Your reply should be a single number: how many lines contain the string "value".

** START The input **

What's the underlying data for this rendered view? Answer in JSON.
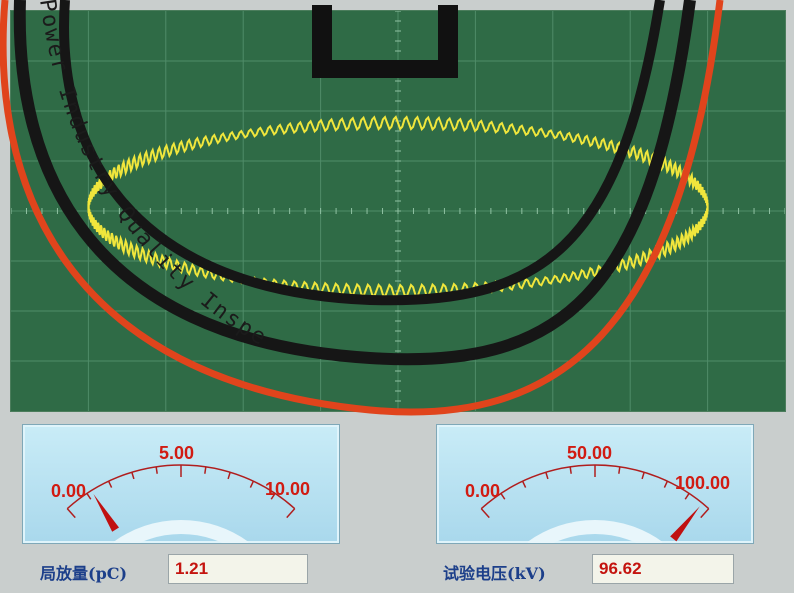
{
  "scope": {
    "colors": {
      "background": "#2f6b46",
      "grid": "#4f8c68",
      "trace": "#f0e63c"
    }
  },
  "meters": {
    "left": {
      "labels": {
        "min": "0.00",
        "mid": "5.00",
        "max": "10.00"
      },
      "value": 1.21,
      "range": [
        0,
        10
      ]
    },
    "right": {
      "labels": {
        "min": "0.00",
        "mid": "50.00",
        "max": "100.00"
      },
      "value": 96.62,
      "range": [
        0,
        100
      ]
    }
  },
  "fields": {
    "pd": {
      "label": "局放量(pC)",
      "value": "1.21"
    },
    "voltage": {
      "label": "试验电压(kV)",
      "value": "96.62"
    }
  },
  "watermark": {
    "text": "Power Industry Quality Inspe",
    "color": "#1b1b1b"
  }
}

** END The input **

Full answer>
4